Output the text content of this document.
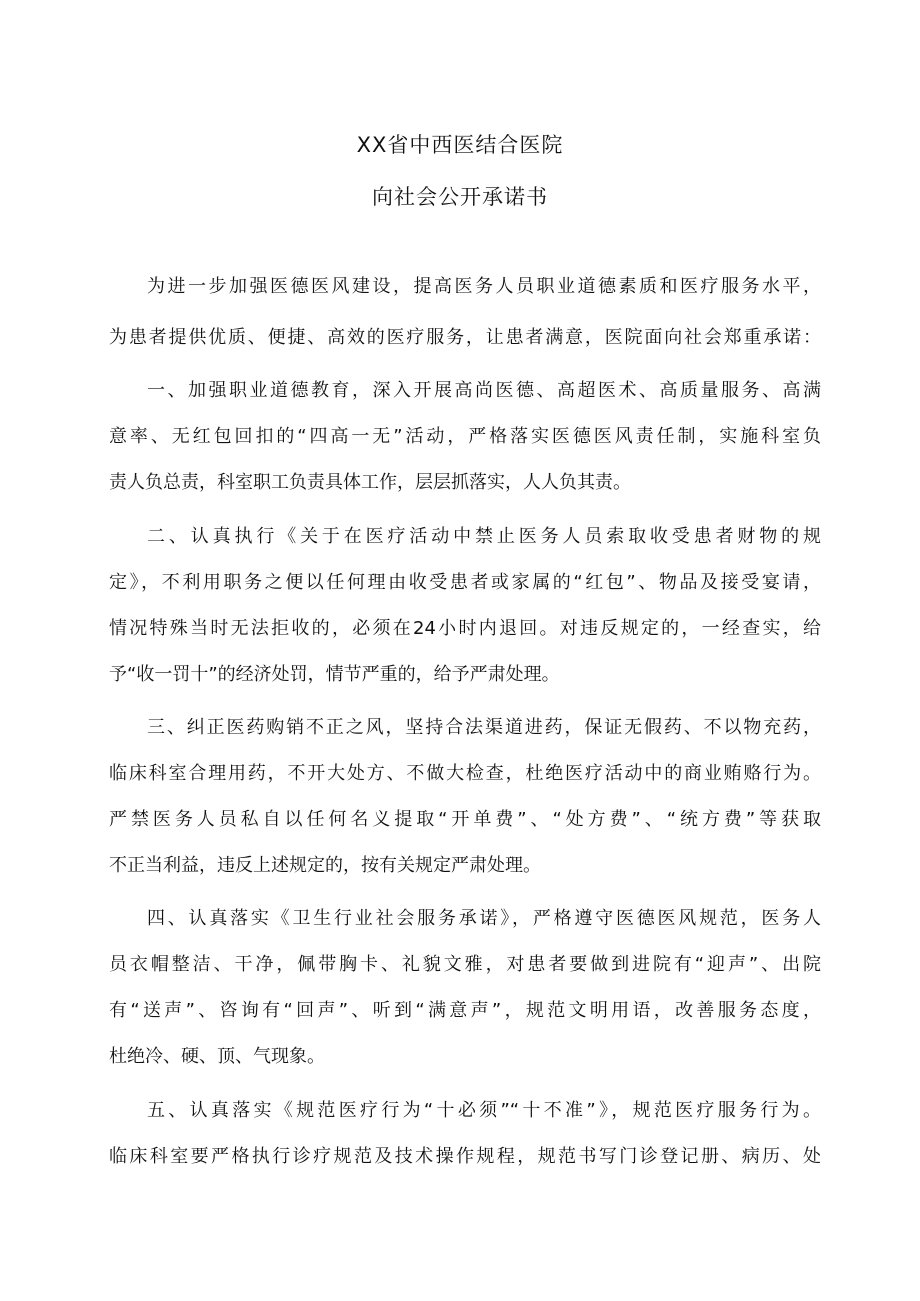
XX省中西医结合医院
向社会公开承诺书
为进一步加强医德医风建设，提高医务人员职业道德素质和医疗服务水平，
为患者提供优质、便捷、高效的医疗服务，让患者满意，医院面向社会郑重承诺：
一、加强职业道德教育，深入开展高尚医德、高超医术、高质量服务、高满
意率、无红包回扣的“四高一无”活动，严格落实医德医风责任制，实施科室负
责人负总责，科室职工负责具体工作，层层抓落实，人人负其责。
二、认真执行《关于在医疗活动中禁止医务人员索取收受患者财物的规
定》，不利用职务之便以任何理由收受患者或家属的“红包”、物品及接受宴请，
情况特殊当时无法拒收的，必须在24小时内退回。对违反规定的，一经查实，给
予“收一罚十”的经济处罚，情节严重的，给予严肃处理。
三、纠正医药购销不正之风，坚持合法渠道进药，保证无假药、不以物充药，
临床科室合理用药，不开大处方、不做大检查，杜绝医疗活动中的商业贿赂行为。
严禁医务人员私自以任何名义提取“开单费”、“处方费”、“统方费”等获取
不正当利益，违反上述规定的，按有关规定严肃处理。
四、认真落实《卫生行业社会服务承诺》，严格遵守医德医风规范，医务人
员衣帽整洁、干净，佩带胸卡、礼貌文雅，对患者要做到进院有“迎声”、出院
有“送声”、咨询有“回声”、听到“满意声”，规范文明用语，改善服务态度，
杜绝冷、硬、顶、气现象。
五、认真落实《规范医疗行为“十必须”“十不准”》，规范医疗服务行为。
临床科室要严格执行诊疗规范及技术操作规程，规范书写门诊登记册、病历、处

______________________________

_WRITTEN REQUEST_
All records should be output exactly, with the pictures left out.

_COMPLETE OUTPUT_
Output the text content of this document.
XX省中西医结合医院
向社会公开承诺书
为进一步加强医德医风建设，提高医务人员职业道德素质和医疗服务水平，
为患者提供优质、便捷、高效的医疗服务，让患者满意，医院面向社会郑重承诺：
一、加强职业道德教育，深入开展高尚医德、高超医术、高质量服务、高满
意率、无红包回扣的“四高一无”活动，严格落实医德医风责任制，实施科室负
责人负总责，科室职工负责具体工作，层层抓落实，人人负其责。
二、认真执行《关于在医疗活动中禁止医务人员索取收受患者财物的规
定》，不利用职务之便以任何理由收受患者或家属的“红包”、物品及接受宴请，
情况特殊当时无法拒收的，必须在24小时内退回。对违反规定的，一经查实，给
予“收一罚十”的经济处罚，情节严重的，给予严肃处理。
三、纠正医药购销不正之风，坚持合法渠道进药，保证无假药、不以物充药，
临床科室合理用药，不开大处方、不做大检查，杜绝医疗活动中的商业贿赂行为。
严禁医务人员私自以任何名义提取“开单费”、“处方费”、“统方费”等获取
不正当利益，违反上述规定的，按有关规定严肃处理。
四、认真落实《卫生行业社会服务承诺》，严格遵守医德医风规范，医务人
员衣帽整洁、干净，佩带胸卡、礼貌文雅，对患者要做到进院有“迎声”、出院
有“送声”、咨询有“回声”、听到“满意声”，规范文明用语，改善服务态度，
杜绝冷、硬、顶、气现象。
五、认真落实《规范医疗行为“十必须”“十不准”》，规范医疗服务行为。
临床科室要严格执行诊疗规范及技术操作规程，规范书写门诊登记册、病历、处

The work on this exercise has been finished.